• **What is needed**
Filter this material down to the lines that hold "kbps", copying each one.

..........

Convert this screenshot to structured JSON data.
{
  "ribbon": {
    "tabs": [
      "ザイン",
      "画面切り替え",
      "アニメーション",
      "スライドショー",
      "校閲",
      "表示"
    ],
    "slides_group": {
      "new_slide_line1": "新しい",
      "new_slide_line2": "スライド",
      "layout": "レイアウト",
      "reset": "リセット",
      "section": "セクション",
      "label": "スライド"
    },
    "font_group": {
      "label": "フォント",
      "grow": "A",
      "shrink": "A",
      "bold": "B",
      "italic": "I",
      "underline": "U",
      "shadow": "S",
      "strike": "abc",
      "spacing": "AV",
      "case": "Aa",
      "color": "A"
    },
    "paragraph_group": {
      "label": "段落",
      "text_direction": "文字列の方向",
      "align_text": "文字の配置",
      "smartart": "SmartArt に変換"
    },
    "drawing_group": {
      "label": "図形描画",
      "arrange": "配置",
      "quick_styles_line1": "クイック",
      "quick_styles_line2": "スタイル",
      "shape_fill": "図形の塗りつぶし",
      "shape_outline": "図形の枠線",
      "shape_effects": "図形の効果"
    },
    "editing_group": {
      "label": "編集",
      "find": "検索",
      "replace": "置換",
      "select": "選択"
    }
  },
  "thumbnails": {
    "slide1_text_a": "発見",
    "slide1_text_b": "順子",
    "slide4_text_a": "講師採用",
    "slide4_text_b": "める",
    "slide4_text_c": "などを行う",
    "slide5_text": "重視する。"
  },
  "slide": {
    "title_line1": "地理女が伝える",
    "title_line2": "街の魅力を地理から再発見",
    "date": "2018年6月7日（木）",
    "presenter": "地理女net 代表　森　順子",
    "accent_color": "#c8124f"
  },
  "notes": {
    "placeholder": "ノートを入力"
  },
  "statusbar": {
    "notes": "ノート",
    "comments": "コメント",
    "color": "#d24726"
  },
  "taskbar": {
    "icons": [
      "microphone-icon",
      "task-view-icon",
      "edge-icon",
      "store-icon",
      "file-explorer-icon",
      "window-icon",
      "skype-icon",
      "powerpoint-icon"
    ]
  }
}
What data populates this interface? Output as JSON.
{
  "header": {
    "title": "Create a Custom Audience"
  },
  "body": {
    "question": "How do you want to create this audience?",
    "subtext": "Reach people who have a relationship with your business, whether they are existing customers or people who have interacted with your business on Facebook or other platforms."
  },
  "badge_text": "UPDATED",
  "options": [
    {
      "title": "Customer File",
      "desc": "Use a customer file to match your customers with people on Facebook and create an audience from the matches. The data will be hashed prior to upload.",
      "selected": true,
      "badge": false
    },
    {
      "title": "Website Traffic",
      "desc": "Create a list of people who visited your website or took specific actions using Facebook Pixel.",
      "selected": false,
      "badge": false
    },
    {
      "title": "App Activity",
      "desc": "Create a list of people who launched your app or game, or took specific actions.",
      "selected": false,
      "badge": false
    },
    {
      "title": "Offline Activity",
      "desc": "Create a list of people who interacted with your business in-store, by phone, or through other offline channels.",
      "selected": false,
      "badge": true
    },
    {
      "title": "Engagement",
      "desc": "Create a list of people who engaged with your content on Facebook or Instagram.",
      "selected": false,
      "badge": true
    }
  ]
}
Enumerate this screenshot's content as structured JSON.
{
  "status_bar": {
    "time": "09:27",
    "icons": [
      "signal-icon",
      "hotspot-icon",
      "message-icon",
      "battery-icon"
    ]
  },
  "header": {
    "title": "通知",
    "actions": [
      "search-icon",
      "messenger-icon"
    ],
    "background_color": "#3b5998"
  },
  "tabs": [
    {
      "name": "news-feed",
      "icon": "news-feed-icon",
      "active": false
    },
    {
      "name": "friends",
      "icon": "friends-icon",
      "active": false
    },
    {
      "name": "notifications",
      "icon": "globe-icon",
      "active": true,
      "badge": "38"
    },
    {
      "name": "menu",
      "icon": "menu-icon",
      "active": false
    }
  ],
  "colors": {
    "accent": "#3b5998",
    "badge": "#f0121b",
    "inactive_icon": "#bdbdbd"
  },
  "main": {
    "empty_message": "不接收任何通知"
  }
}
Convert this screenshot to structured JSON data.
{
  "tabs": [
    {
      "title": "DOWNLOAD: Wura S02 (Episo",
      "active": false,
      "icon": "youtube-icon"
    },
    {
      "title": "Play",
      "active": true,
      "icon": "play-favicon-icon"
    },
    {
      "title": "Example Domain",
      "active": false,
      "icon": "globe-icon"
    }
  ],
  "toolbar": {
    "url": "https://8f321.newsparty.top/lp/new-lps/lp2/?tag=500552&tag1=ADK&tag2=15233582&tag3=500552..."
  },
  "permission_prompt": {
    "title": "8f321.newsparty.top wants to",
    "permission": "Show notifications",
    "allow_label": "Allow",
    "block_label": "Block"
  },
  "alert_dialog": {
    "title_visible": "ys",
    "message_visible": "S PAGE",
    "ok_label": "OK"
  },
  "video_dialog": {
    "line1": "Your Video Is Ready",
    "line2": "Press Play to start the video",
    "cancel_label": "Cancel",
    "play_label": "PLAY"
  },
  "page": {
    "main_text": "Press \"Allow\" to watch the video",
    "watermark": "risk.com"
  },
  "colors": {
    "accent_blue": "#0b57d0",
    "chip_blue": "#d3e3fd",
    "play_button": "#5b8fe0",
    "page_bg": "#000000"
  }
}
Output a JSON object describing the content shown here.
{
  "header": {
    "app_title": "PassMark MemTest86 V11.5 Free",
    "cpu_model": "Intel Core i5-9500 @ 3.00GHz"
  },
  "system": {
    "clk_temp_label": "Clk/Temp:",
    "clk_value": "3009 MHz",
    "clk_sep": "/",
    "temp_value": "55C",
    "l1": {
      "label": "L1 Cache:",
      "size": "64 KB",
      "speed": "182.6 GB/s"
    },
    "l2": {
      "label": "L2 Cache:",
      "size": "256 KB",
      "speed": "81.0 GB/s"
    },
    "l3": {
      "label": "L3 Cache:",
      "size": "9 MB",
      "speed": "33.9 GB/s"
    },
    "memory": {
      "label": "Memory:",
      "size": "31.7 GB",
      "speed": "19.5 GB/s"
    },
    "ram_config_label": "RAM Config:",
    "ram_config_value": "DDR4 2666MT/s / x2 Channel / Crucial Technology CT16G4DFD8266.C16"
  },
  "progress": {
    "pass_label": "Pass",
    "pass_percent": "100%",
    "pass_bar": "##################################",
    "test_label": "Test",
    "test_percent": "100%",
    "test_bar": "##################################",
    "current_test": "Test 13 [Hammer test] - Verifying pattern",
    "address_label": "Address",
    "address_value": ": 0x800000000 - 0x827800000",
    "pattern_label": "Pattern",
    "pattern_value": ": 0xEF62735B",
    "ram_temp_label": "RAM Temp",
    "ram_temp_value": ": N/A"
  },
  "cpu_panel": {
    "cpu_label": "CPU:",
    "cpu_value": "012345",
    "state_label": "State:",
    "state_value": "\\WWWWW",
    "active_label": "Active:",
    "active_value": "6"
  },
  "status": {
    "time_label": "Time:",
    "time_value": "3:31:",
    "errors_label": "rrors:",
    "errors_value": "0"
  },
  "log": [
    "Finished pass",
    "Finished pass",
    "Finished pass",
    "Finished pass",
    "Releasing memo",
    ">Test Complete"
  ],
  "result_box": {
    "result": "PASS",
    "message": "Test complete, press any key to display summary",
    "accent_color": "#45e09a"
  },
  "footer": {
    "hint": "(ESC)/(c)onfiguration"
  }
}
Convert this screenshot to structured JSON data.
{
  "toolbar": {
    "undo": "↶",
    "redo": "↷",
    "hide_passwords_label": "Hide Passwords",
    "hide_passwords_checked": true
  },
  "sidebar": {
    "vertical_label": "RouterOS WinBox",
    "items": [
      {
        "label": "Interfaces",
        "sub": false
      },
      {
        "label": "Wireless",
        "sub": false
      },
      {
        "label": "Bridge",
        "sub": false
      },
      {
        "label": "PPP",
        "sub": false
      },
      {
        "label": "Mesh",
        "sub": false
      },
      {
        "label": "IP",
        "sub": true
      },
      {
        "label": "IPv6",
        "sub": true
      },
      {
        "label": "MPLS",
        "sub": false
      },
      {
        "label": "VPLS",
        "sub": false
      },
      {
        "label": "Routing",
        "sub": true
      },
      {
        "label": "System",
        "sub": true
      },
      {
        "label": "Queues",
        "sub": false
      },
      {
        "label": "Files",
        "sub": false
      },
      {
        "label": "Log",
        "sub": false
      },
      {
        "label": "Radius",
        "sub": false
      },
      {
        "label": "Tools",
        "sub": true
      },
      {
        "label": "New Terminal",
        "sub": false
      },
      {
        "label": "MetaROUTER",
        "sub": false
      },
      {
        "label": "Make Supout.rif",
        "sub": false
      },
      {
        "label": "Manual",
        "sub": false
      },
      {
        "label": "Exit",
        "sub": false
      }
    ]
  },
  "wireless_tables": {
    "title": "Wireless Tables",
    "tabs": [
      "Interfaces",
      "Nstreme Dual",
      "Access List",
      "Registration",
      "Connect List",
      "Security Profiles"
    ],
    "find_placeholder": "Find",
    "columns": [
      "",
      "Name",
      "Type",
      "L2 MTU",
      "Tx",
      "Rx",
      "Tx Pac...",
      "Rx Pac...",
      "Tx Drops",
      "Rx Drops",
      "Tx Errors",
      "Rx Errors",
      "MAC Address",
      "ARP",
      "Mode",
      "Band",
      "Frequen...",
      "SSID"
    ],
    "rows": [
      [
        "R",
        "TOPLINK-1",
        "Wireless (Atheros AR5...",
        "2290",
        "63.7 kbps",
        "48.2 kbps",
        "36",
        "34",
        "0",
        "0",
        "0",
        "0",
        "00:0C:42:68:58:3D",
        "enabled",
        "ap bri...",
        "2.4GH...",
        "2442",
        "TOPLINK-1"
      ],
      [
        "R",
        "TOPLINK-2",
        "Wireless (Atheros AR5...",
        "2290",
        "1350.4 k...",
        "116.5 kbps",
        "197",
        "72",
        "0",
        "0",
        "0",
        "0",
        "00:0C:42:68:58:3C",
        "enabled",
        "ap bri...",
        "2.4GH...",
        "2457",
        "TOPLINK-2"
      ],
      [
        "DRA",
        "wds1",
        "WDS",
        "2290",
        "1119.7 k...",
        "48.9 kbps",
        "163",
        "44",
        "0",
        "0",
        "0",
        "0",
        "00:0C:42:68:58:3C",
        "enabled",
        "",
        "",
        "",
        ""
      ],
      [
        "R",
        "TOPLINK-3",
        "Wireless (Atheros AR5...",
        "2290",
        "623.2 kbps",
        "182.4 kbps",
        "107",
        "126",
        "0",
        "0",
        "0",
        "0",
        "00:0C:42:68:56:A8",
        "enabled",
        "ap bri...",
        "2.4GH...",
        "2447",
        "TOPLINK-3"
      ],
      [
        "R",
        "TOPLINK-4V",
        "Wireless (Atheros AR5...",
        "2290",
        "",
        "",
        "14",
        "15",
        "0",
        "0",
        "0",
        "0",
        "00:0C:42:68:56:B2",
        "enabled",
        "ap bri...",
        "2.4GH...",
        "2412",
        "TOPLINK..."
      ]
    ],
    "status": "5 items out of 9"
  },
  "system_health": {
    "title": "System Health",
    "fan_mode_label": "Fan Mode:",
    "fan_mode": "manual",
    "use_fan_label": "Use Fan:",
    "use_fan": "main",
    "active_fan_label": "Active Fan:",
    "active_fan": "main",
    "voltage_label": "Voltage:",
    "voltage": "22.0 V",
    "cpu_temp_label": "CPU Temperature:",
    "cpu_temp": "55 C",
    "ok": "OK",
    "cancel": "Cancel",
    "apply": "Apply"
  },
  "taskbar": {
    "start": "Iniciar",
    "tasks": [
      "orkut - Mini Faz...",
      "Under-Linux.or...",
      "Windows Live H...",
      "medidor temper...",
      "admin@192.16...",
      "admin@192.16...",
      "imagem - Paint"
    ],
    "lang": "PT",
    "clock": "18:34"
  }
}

..........

• **Final result**
        "63.7 kbps",
        "48.2 kbps",
        "116.5 kbps",
        "48.9 kbps",
        "623.2 kbps",
        "182.4 kbps",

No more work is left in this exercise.